The records:
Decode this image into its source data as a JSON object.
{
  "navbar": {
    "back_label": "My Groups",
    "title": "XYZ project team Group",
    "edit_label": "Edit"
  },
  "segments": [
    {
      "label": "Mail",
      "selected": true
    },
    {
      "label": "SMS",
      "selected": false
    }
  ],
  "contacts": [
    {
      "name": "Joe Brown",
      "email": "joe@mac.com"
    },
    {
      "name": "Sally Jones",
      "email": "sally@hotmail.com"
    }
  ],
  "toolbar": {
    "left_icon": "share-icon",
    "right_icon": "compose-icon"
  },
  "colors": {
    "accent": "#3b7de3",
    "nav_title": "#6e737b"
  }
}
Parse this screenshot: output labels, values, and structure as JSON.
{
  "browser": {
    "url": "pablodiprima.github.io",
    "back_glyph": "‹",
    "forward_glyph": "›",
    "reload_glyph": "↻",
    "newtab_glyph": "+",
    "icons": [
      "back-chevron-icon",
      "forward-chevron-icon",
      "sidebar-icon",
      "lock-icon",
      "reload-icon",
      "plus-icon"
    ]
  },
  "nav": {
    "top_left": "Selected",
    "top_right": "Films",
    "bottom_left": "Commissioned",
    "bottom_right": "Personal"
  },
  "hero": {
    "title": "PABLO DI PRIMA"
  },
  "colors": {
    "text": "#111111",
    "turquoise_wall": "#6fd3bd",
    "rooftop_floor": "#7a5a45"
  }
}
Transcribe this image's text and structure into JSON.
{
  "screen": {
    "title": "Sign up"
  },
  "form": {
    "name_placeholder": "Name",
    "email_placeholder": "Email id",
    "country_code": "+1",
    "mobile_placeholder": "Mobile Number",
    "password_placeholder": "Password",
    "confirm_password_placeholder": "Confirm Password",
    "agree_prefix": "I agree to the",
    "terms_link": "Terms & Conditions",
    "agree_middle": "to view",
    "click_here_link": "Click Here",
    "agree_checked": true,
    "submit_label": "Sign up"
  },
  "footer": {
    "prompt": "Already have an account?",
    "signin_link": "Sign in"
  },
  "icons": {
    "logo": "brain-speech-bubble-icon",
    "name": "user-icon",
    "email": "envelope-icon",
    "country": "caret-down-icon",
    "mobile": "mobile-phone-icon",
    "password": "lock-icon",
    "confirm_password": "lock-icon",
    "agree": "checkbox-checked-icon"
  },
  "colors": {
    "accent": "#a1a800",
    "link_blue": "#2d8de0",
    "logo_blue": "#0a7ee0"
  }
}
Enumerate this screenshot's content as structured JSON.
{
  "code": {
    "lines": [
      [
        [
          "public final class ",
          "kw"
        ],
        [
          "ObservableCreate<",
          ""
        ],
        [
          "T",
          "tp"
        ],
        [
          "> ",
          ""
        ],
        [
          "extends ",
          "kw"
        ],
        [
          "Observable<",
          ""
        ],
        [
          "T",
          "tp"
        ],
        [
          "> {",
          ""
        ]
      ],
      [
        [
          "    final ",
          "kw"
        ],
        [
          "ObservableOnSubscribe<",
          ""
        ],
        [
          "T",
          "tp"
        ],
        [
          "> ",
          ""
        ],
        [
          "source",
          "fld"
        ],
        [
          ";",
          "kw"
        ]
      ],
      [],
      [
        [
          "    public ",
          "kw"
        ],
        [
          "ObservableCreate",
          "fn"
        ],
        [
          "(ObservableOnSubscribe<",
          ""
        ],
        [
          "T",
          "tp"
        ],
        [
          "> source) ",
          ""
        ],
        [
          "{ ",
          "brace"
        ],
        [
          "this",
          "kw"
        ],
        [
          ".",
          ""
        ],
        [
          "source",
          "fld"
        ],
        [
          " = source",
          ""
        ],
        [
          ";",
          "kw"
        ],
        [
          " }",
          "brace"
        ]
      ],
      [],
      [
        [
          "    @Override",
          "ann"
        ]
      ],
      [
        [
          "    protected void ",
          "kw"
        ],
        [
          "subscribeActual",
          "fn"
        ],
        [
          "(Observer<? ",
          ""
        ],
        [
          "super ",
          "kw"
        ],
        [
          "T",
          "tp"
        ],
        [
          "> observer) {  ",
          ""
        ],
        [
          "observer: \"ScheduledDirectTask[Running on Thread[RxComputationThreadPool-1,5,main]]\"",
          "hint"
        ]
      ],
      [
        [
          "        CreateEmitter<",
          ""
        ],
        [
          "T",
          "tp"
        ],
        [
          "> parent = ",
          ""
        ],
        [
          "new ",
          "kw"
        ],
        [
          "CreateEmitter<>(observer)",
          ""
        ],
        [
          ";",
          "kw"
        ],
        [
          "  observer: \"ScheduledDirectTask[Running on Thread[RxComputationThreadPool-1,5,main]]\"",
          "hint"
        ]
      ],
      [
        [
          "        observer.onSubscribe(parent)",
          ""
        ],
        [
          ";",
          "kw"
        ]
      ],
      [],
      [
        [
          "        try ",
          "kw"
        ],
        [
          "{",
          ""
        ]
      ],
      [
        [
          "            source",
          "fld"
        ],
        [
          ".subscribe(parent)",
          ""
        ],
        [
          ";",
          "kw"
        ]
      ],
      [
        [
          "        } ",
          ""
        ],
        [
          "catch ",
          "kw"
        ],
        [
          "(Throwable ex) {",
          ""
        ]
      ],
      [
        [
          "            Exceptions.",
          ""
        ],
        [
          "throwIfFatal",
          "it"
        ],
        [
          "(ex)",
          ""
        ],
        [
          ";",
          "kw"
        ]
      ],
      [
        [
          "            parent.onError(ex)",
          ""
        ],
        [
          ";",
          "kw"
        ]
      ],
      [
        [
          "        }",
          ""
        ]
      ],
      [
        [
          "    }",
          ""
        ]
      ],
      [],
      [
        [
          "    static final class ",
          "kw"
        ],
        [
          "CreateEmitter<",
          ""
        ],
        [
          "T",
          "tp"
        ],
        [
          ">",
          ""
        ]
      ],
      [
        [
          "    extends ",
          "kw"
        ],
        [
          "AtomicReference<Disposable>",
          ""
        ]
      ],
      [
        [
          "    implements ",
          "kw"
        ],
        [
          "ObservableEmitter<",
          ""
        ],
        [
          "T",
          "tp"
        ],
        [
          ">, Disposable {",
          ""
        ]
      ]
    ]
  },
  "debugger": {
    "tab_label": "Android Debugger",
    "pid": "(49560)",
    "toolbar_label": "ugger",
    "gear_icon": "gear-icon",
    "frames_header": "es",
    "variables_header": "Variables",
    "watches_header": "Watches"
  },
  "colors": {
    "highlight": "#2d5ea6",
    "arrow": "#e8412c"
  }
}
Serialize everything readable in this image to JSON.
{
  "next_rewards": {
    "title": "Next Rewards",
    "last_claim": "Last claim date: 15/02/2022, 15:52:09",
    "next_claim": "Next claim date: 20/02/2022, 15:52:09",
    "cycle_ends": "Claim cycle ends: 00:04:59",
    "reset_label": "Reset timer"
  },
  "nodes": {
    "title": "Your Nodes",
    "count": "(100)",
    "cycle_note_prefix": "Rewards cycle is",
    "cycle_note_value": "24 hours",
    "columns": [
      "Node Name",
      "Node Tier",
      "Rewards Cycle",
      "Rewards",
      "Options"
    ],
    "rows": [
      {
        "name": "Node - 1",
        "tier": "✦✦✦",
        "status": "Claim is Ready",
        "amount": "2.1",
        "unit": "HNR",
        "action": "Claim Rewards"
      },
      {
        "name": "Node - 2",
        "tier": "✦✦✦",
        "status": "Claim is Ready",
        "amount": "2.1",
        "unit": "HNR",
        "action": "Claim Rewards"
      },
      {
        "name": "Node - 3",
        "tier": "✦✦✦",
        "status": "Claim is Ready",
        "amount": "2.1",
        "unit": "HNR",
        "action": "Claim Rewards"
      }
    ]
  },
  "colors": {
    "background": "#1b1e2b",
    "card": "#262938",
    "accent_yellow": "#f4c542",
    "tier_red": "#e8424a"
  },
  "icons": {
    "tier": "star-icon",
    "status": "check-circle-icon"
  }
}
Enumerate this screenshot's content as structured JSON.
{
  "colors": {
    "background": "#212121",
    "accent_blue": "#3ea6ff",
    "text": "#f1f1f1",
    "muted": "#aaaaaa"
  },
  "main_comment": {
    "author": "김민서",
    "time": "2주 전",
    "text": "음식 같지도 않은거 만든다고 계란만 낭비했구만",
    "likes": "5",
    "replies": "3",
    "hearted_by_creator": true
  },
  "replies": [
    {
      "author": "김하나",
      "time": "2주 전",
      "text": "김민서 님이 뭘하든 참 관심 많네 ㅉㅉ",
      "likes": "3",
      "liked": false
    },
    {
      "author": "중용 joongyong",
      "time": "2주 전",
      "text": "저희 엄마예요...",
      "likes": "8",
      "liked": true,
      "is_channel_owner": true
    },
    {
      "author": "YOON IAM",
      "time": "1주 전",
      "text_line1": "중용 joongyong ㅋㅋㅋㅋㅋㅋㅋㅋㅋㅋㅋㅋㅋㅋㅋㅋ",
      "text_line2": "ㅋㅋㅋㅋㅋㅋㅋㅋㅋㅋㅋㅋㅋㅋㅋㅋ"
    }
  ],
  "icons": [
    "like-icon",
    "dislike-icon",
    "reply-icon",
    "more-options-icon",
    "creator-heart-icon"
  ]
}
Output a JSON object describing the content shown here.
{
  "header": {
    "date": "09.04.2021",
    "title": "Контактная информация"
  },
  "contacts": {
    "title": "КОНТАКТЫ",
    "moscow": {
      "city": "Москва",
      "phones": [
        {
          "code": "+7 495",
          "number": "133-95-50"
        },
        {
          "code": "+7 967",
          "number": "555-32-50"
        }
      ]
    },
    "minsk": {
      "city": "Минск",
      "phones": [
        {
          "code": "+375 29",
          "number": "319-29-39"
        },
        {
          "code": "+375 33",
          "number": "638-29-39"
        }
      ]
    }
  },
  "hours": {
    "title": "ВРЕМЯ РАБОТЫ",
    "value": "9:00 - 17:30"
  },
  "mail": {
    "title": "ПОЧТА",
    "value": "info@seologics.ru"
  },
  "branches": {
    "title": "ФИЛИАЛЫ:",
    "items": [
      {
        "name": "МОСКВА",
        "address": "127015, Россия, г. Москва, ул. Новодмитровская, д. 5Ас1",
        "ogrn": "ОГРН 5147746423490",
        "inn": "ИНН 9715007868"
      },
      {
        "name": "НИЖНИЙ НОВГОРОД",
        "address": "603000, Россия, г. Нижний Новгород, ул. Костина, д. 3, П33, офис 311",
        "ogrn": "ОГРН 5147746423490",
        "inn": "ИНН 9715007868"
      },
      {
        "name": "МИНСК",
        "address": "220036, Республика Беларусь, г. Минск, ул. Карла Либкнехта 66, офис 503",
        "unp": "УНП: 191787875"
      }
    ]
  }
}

The problem:
Filter the data, keeping only the lines that contain "into".

Written answer:
Decode this image into its source data as a JSON object.
Transcribe this image's text and structure into JSON.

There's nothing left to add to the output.